PROBLEM REQUIREMENTS> Give every line again exactly as it appears, please, but not the pictures.
※
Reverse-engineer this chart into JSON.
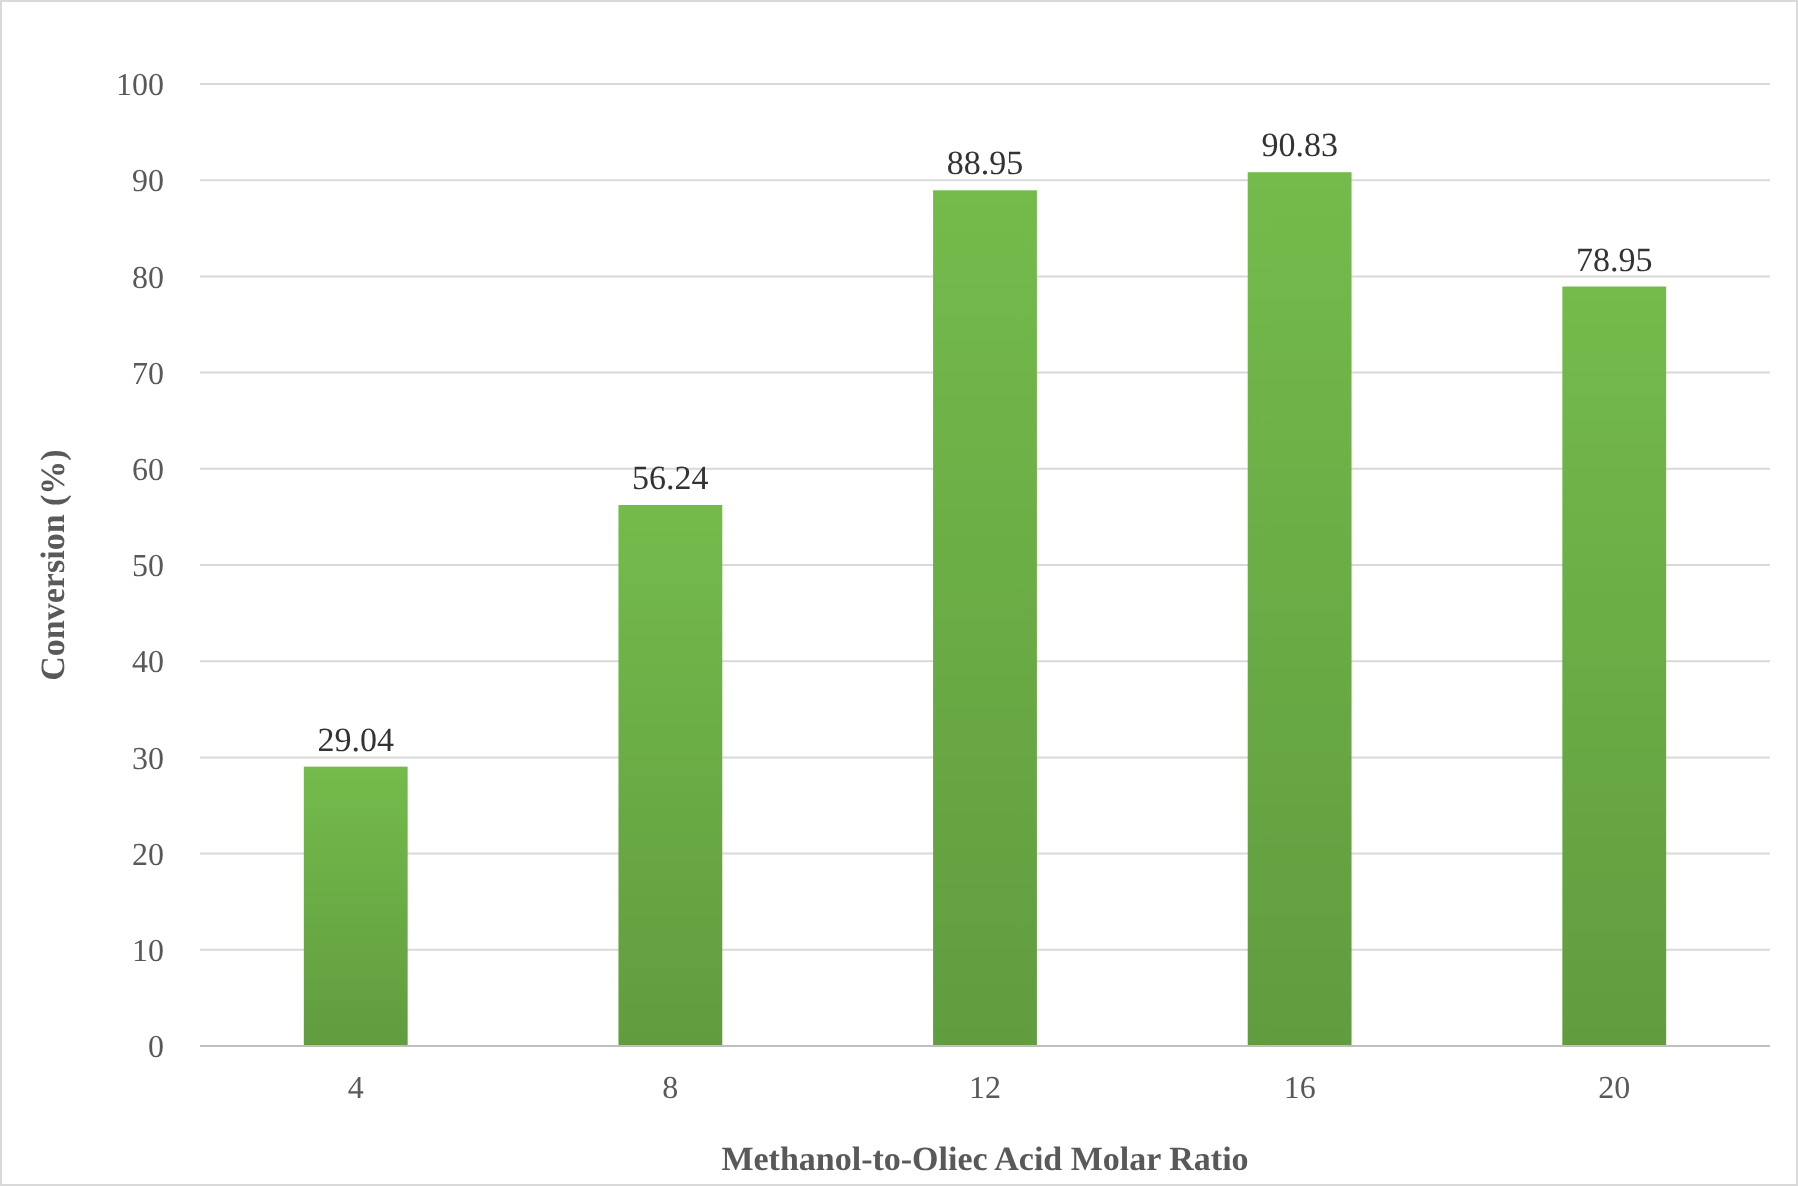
{
  "chart_data": {
    "type": "bar",
    "xlabel": "Methanol-to-Oliec Acid Molar Ratio",
    "ylabel": "Conversion (%)",
    "categories": [
      "4",
      "8",
      "12",
      "16",
      "20"
    ],
    "values": [
      29.04,
      56.24,
      88.95,
      90.83,
      78.95
    ],
    "color": "#6aab45",
    "ylim": [
      0,
      100
    ],
    "yticks": [
      0,
      10,
      20,
      30,
      40,
      50,
      60,
      70,
      80,
      90,
      100
    ],
    "grid": "y",
    "data_labels": true
  }
}
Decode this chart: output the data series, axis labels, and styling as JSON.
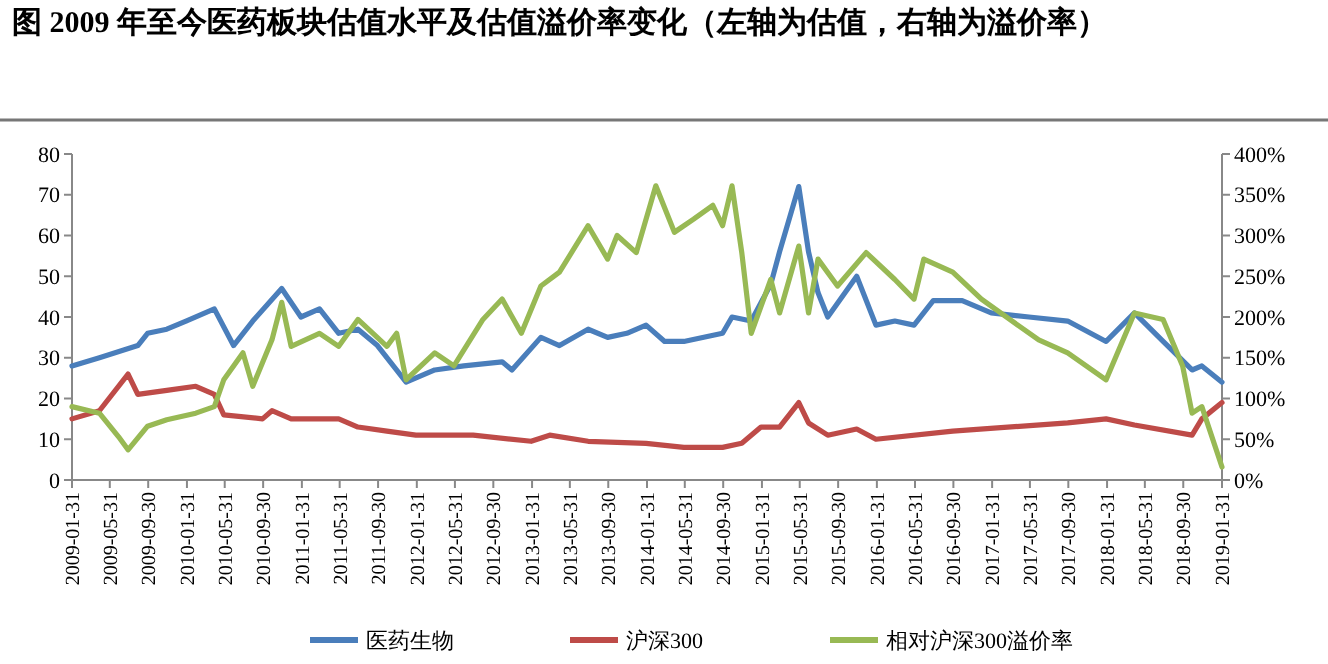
{
  "chart_data": {
    "type": "line",
    "title": "图      2009 年至今医药板块估值水平及估值溢价率变化（左轴为估值，右轴为溢价率）",
    "xlim": [
      "2009-01-31",
      "2019-01-31"
    ],
    "xticks": [
      "2009-01-31",
      "2009-05-31",
      "2009-09-30",
      "2010-01-31",
      "2010-05-31",
      "2010-09-30",
      "2011-01-31",
      "2011-05-31",
      "2011-09-30",
      "2012-01-31",
      "2012-05-31",
      "2012-09-30",
      "2013-01-31",
      "2013-05-31",
      "2013-09-30",
      "2014-01-31",
      "2014-05-31",
      "2014-09-30",
      "2015-01-31",
      "2015-05-31",
      "2015-09-30",
      "2016-01-31",
      "2016-05-31",
      "2016-09-30",
      "2017-01-31",
      "2017-05-31",
      "2017-09-30",
      "2018-01-31",
      "2018-05-31",
      "2018-09-30",
      "2019-01-31"
    ],
    "ylim": [
      0,
      80
    ],
    "yticks": [
      0,
      10,
      20,
      30,
      40,
      50,
      60,
      70,
      80
    ],
    "y2lim": [
      0,
      400
    ],
    "y2ticks": [
      {
        "value": 0,
        "label": "0%"
      },
      {
        "value": 50,
        "label": "50%"
      },
      {
        "value": 100,
        "label": "100%"
      },
      {
        "value": 150,
        "label": "150%"
      },
      {
        "value": 200,
        "label": "200%"
      },
      {
        "value": 250,
        "label": "250%"
      },
      {
        "value": 300,
        "label": "300%"
      },
      {
        "value": 350,
        "label": "350%"
      },
      {
        "value": 400,
        "label": "400%"
      }
    ],
    "grid": false,
    "legend": "bottom",
    "line_style": "solid",
    "marker": "none",
    "series": [
      {
        "name": "医药生物",
        "color": "#4a7ebb",
        "x": [
          "2009-01-31",
          "2009-04-28",
          "2009-08-28",
          "2009-09-28",
          "2009-11-28",
          "2010-01-28",
          "2010-04-28",
          "2010-06-28",
          "2010-08-28",
          "2010-11-28",
          "2011-01-28",
          "2011-03-28",
          "2011-05-28",
          "2011-07-28",
          "2011-09-28",
          "2011-12-28",
          "2012-03-28",
          "2012-06-28",
          "2012-10-28",
          "2012-11-28",
          "2013-02-28",
          "2013-04-28",
          "2013-07-28",
          "2013-09-28",
          "2013-11-28",
          "2014-01-28",
          "2014-03-28",
          "2014-05-28",
          "2014-09-28",
          "2014-10-28",
          "2014-12-28",
          "2015-02-28",
          "2015-03-28",
          "2015-05-28",
          "2015-06-28",
          "2015-07-28",
          "2015-08-28",
          "2015-11-28",
          "2016-01-28",
          "2016-03-28",
          "2016-05-28",
          "2016-07-28",
          "2016-10-28",
          "2017-01-28",
          "2017-05-28",
          "2017-09-28",
          "2018-01-28",
          "2018-04-28",
          "2018-07-28",
          "2018-10-28",
          "2018-11-28",
          "2019-01-31"
        ],
        "values": [
          28,
          30,
          33,
          36,
          37,
          39,
          42,
          33,
          39,
          47,
          40,
          42,
          36,
          37,
          33,
          24,
          27,
          28,
          29,
          27,
          35,
          33,
          37,
          35,
          36,
          38,
          34,
          34,
          36,
          40,
          39,
          48,
          56,
          72,
          56,
          46,
          40,
          50,
          38,
          39,
          38,
          44,
          44,
          41,
          40,
          39,
          34,
          41,
          34,
          27,
          28,
          24
        ]
      },
      {
        "name": "沪深300",
        "color": "#be4b48",
        "x": [
          "2009-01-31",
          "2009-04-28",
          "2009-07-28",
          "2009-08-28",
          "2009-11-28",
          "2010-02-28",
          "2010-04-28",
          "2010-05-28",
          "2010-09-28",
          "2010-10-28",
          "2010-12-28",
          "2011-05-28",
          "2011-07-28",
          "2011-10-28",
          "2012-01-28",
          "2012-07-28",
          "2013-01-28",
          "2013-03-28",
          "2013-07-28",
          "2014-01-28",
          "2014-05-28",
          "2014-09-28",
          "2014-11-28",
          "2015-01-28",
          "2015-03-28",
          "2015-05-28",
          "2015-06-28",
          "2015-08-28",
          "2015-11-28",
          "2016-01-28",
          "2016-09-28",
          "2017-09-28",
          "2018-01-28",
          "2018-04-28",
          "2018-10-28",
          "2018-11-28",
          "2019-01-31"
        ],
        "values": [
          15,
          17,
          26,
          21,
          22,
          23,
          21,
          16,
          15,
          17,
          15,
          15,
          13,
          12,
          11,
          11,
          9.5,
          11,
          9.5,
          9,
          8,
          8,
          9,
          13,
          13,
          19,
          14,
          11,
          12.5,
          10,
          12,
          14,
          15,
          13.5,
          11,
          15,
          19
        ]
      },
      {
        "name": "相对沪深300溢价率",
        "color": "#98b954",
        "axis": "y2",
        "x": [
          "2009-01-31",
          "2009-04-28",
          "2009-06-28",
          "2009-07-28",
          "2009-09-28",
          "2009-11-28",
          "2010-02-28",
          "2010-04-28",
          "2010-05-28",
          "2010-07-28",
          "2010-08-28",
          "2010-10-28",
          "2010-11-28",
          "2010-12-28",
          "2011-03-28",
          "2011-05-28",
          "2011-07-28",
          "2011-10-28",
          "2011-11-28",
          "2011-12-28",
          "2012-03-28",
          "2012-05-28",
          "2012-08-28",
          "2012-10-28",
          "2012-12-28",
          "2013-02-28",
          "2013-04-28",
          "2013-07-28",
          "2013-09-28",
          "2013-10-28",
          "2013-12-28",
          "2014-02-28",
          "2014-04-28",
          "2014-06-28",
          "2014-08-28",
          "2014-09-28",
          "2014-10-28",
          "2014-11-28",
          "2014-12-28",
          "2015-02-28",
          "2015-03-28",
          "2015-05-28",
          "2015-06-28",
          "2015-07-28",
          "2015-09-28",
          "2015-12-28",
          "2016-03-28",
          "2016-05-28",
          "2016-06-28",
          "2016-09-28",
          "2016-12-28",
          "2017-03-28",
          "2017-06-28",
          "2017-09-28",
          "2018-01-28",
          "2018-04-28",
          "2018-07-28",
          "2018-09-28",
          "2018-10-28",
          "2018-11-28",
          "2019-01-31"
        ],
        "values": [
          90,
          82,
          53,
          37,
          66,
          74,
          82,
          90,
          123,
          156,
          115,
          172,
          218,
          164,
          180,
          164,
          197,
          164,
          180,
          123,
          156,
          140,
          197,
          222,
          180,
          238,
          255,
          312,
          271,
          300,
          279,
          361,
          304,
          320,
          337,
          312,
          361,
          279,
          180,
          246,
          205,
          287,
          205,
          271,
          238,
          279,
          246,
          222,
          271,
          255,
          222,
          197,
          172,
          156,
          123,
          205,
          197,
          140,
          82,
          90,
          16
        ]
      }
    ]
  }
}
※
CORRECT ANSWER>
Reverse-engineer this chart into JSON.
{
  "chart_data": {
    "type": "bar",
    "xlabel": "Methanol-to-Oliec Acid Molar Ratio",
    "ylabel": "Conversion (%)",
    "categories": [
      "4",
      "8",
      "12",
      "16",
      "20"
    ],
    "values": [
      29.04,
      56.24,
      88.95,
      90.83,
      78.95
    ],
    "color": "#6aab45",
    "ylim": [
      0,
      100
    ],
    "yticks": [
      0,
      10,
      20,
      30,
      40,
      50,
      60,
      70,
      80,
      90,
      100
    ],
    "grid": "y",
    "data_labels": true
  }
}
Decode this chart: output the data series, axis labels, and styling as JSON.
{
  "chart_data": {
    "type": "line",
    "title": "图      2009 年至今医药板块估值水平及估值溢价率变化（左轴为估值，右轴为溢价率）",
    "xlim": [
      "2009-01-31",
      "2019-01-31"
    ],
    "xticks": [
      "2009-01-31",
      "2009-05-31",
      "2009-09-30",
      "2010-01-31",
      "2010-05-31",
      "2010-09-30",
      "2011-01-31",
      "2011-05-31",
      "2011-09-30",
      "2012-01-31",
      "2012-05-31",
      "2012-09-30",
      "2013-01-31",
      "2013-05-31",
      "2013-09-30",
      "2014-01-31",
      "2014-05-31",
      "2014-09-30",
      "2015-01-31",
      "2015-05-31",
      "2015-09-30",
      "2016-01-31",
      "2016-05-31",
      "2016-09-30",
      "2017-01-31",
      "2017-05-31",
      "2017-09-30",
      "2018-01-31",
      "2018-05-31",
      "2018-09-30",
      "2019-01-31"
    ],
    "ylim": [
      0,
      80
    ],
    "yticks": [
      0,
      10,
      20,
      30,
      40,
      50,
      60,
      70,
      80
    ],
    "y2lim": [
      0,
      400
    ],
    "y2ticks": [
      {
        "value": 0,
        "label": "0%"
      },
      {
        "value": 50,
        "label": "50%"
      },
      {
        "value": 100,
        "label": "100%"
      },
      {
        "value": 150,
        "label": "150%"
      },
      {
        "value": 200,
        "label": "200%"
      },
      {
        "value": 250,
        "label": "250%"
      },
      {
        "value": 300,
        "label": "300%"
      },
      {
        "value": 350,
        "label": "350%"
      },
      {
        "value": 400,
        "label": "400%"
      }
    ],
    "grid": false,
    "legend": "bottom",
    "line_style": "solid",
    "marker": "none",
    "series": [
      {
        "name": "医药生物",
        "color": "#4a7ebb",
        "x": [
          "2009-01-31",
          "2009-04-28",
          "2009-08-28",
          "2009-09-28",
          "2009-11-28",
          "2010-01-28",
          "2010-04-28",
          "2010-06-28",
          "2010-08-28",
          "2010-11-28",
          "2011-01-28",
          "2011-03-28",
          "2011-05-28",
          "2011-07-28",
          "2011-09-28",
          "2011-12-28",
          "2012-03-28",
          "2012-06-28",
          "2012-10-28",
          "2012-11-28",
          "2013-02-28",
          "2013-04-28",
          "2013-07-28",
          "2013-09-28",
          "2013-11-28",
          "2014-01-28",
          "2014-03-28",
          "2014-05-28",
          "2014-09-28",
          "2014-10-28",
          "2014-12-28",
          "2015-02-28",
          "2015-03-28",
          "2015-05-28",
          "2015-06-28",
          "2015-07-28",
          "2015-08-28",
          "2015-11-28",
          "2016-01-28",
          "2016-03-28",
          "2016-05-28",
          "2016-07-28",
          "2016-10-28",
          "2017-01-28",
          "2017-05-28",
          "2017-09-28",
          "2018-01-28",
          "2018-04-28",
          "2018-07-28",
          "2018-10-28",
          "2018-11-28",
          "2019-01-31"
        ],
        "values": [
          28,
          30,
          33,
          36,
          37,
          39,
          42,
          33,
          39,
          47,
          40,
          42,
          36,
          37,
          33,
          24,
          27,
          28,
          29,
          27,
          35,
          33,
          37,
          35,
          36,
          38,
          34,
          34,
          36,
          40,
          39,
          48,
          56,
          72,
          56,
          46,
          40,
          50,
          38,
          39,
          38,
          44,
          44,
          41,
          40,
          39,
          34,
          41,
          34,
          27,
          28,
          24
        ]
      },
      {
        "name": "沪深300",
        "color": "#be4b48",
        "x": [
          "2009-01-31",
          "2009-04-28",
          "2009-07-28",
          "2009-08-28",
          "2009-11-28",
          "2010-02-28",
          "2010-04-28",
          "2010-05-28",
          "2010-09-28",
          "2010-10-28",
          "2010-12-28",
          "2011-05-28",
          "2011-07-28",
          "2011-10-28",
          "2012-01-28",
          "2012-07-28",
          "2013-01-28",
          "2013-03-28",
          "2013-07-28",
          "2014-01-28",
          "2014-05-28",
          "2014-09-28",
          "2014-11-28",
          "2015-01-28",
          "2015-03-28",
          "2015-05-28",
          "2015-06-28",
          "2015-08-28",
          "2015-11-28",
          "2016-01-28",
          "2016-09-28",
          "2017-09-28",
          "2018-01-28",
          "2018-04-28",
          "2018-10-28",
          "2018-11-28",
          "2019-01-31"
        ],
        "values": [
          15,
          17,
          26,
          21,
          22,
          23,
          21,
          16,
          15,
          17,
          15,
          15,
          13,
          12,
          11,
          11,
          9.5,
          11,
          9.5,
          9,
          8,
          8,
          9,
          13,
          13,
          19,
          14,
          11,
          12.5,
          10,
          12,
          14,
          15,
          13.5,
          11,
          15,
          19
        ]
      },
      {
        "name": "相对沪深300溢价率",
        "color": "#98b954",
        "axis": "y2",
        "x": [
          "2009-01-31",
          "2009-04-28",
          "2009-06-28",
          "2009-07-28",
          "2009-09-28",
          "2009-11-28",
          "2010-02-28",
          "2010-04-28",
          "2010-05-28",
          "2010-07-28",
          "2010-08-28",
          "2010-10-28",
          "2010-11-28",
          "2010-12-28",
          "2011-03-28",
          "2011-05-28",
          "2011-07-28",
          "2011-10-28",
          "2011-11-28",
          "2011-12-28",
          "2012-03-28",
          "2012-05-28",
          "2012-08-28",
          "2012-10-28",
          "2012-12-28",
          "2013-02-28",
          "2013-04-28",
          "2013-07-28",
          "2013-09-28",
          "2013-10-28",
          "2013-12-28",
          "2014-02-28",
          "2014-04-28",
          "2014-06-28",
          "2014-08-28",
          "2014-09-28",
          "2014-10-28",
          "2014-11-28",
          "2014-12-28",
          "2015-02-28",
          "2015-03-28",
          "2015-05-28",
          "2015-06-28",
          "2015-07-28",
          "2015-09-28",
          "2015-12-28",
          "2016-03-28",
          "2016-05-28",
          "2016-06-28",
          "2016-09-28",
          "2016-12-28",
          "2017-03-28",
          "2017-06-28",
          "2017-09-28",
          "2018-01-28",
          "2018-04-28",
          "2018-07-28",
          "2018-09-28",
          "2018-10-28",
          "2018-11-28",
          "2019-01-31"
        ],
        "values": [
          90,
          82,
          53,
          37,
          66,
          74,
          82,
          90,
          123,
          156,
          115,
          172,
          218,
          164,
          180,
          164,
          197,
          164,
          180,
          123,
          156,
          140,
          197,
          222,
          180,
          238,
          255,
          312,
          271,
          300,
          279,
          361,
          304,
          320,
          337,
          312,
          361,
          279,
          180,
          246,
          205,
          287,
          205,
          271,
          238,
          279,
          246,
          222,
          271,
          255,
          222,
          197,
          172,
          156,
          123,
          205,
          197,
          140,
          82,
          90,
          16
        ]
      }
    ]
  }
}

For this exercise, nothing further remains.